## DATASET

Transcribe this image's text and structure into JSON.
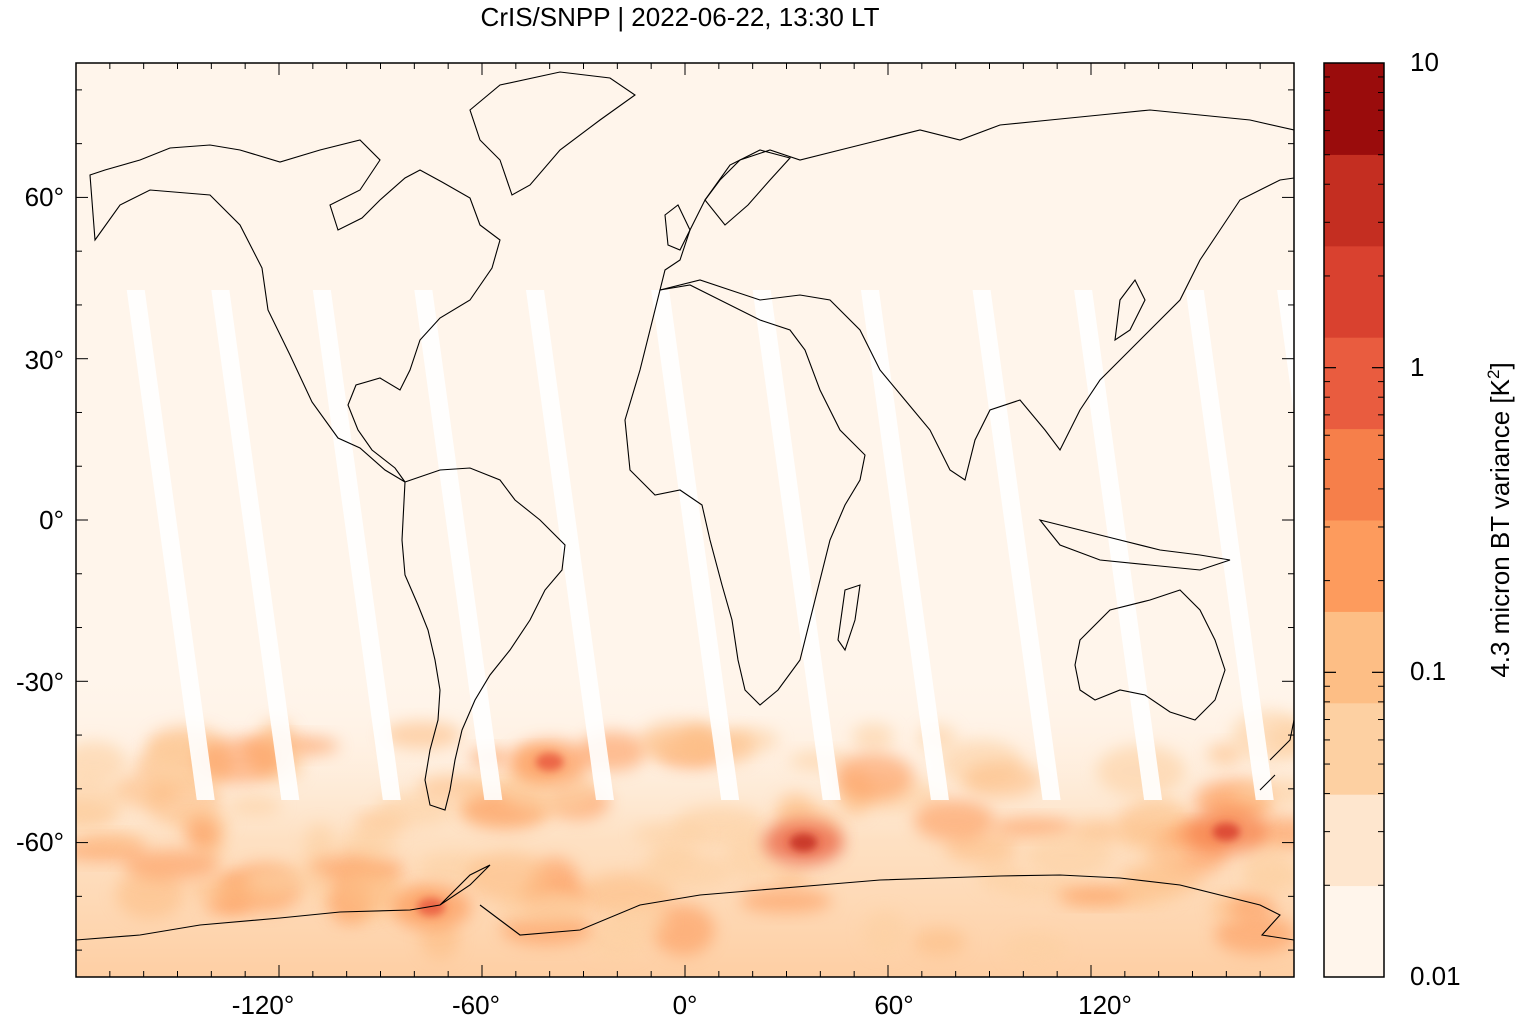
{
  "title": "CrIS/SNPP | 2022-06-22, 13:30 LT",
  "map": {
    "projection": "equirectangular",
    "lon_range": [
      -180,
      180
    ],
    "lat_range": [
      -85,
      85
    ],
    "features": [
      "coastlines",
      "satellite swath gaps (white)"
    ],
    "x_ticks": [
      "-120°",
      "-60°",
      "0°",
      "60°",
      "120°"
    ],
    "y_ticks": [
      "60°",
      "30°",
      "0°",
      "-30°",
      "-60°"
    ]
  },
  "colorbar": {
    "label_main": "4.3 micron BT variance [K",
    "label_sup": "2",
    "label_end": "]",
    "ticks": [
      "10",
      "1",
      "0.1",
      "0.01"
    ],
    "scale": "log",
    "range": [
      0.01,
      10
    ],
    "colors": [
      "#fff5eb",
      "#fee6ce",
      "#fdd0a2",
      "#fdbe85",
      "#fd9b5d",
      "#f67f4a",
      "#e95c3f",
      "#d9412f",
      "#c42e21",
      "#9a0c0c"
    ]
  },
  "field_highlights": [
    {
      "lon": 35,
      "lat": -60,
      "level": 8
    },
    {
      "lon": -75,
      "lat": -72,
      "level": 6
    },
    {
      "lon": 160,
      "lat": -58,
      "level": 7
    },
    {
      "lon": -40,
      "lat": -45,
      "level": 6
    }
  ]
}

## SET PROBLEM
Leave out the pictures and output every record above precisely as given.

## ANSWER TO THIS PROBLEM
Transcribe this image's text and structure into JSON.
{
  "title": "CrIS/SNPP | 2022-06-22, 13:30 LT",
  "map": {
    "projection": "equirectangular",
    "lon_range": [
      -180,
      180
    ],
    "lat_range": [
      -85,
      85
    ],
    "features": [
      "coastlines",
      "satellite swath gaps (white)"
    ],
    "x_ticks": [
      "-120°",
      "-60°",
      "0°",
      "60°",
      "120°"
    ],
    "y_ticks": [
      "60°",
      "30°",
      "0°",
      "-30°",
      "-60°"
    ]
  },
  "colorbar": {
    "label_main": "4.3 micron BT variance [K",
    "label_sup": "2",
    "label_end": "]",
    "ticks": [
      "10",
      "1",
      "0.1",
      "0.01"
    ],
    "scale": "log",
    "range": [
      0.01,
      10
    ],
    "colors": [
      "#fff5eb",
      "#fee6ce",
      "#fdd0a2",
      "#fdbe85",
      "#fd9b5d",
      "#f67f4a",
      "#e95c3f",
      "#d9412f",
      "#c42e21",
      "#9a0c0c"
    ]
  },
  "field_highlights": [
    {
      "lon": 35,
      "lat": -60,
      "level": 8
    },
    {
      "lon": -75,
      "lat": -72,
      "level": 6
    },
    {
      "lon": 160,
      "lat": -58,
      "level": 7
    },
    {
      "lon": -40,
      "lat": -45,
      "level": 6
    }
  ]
}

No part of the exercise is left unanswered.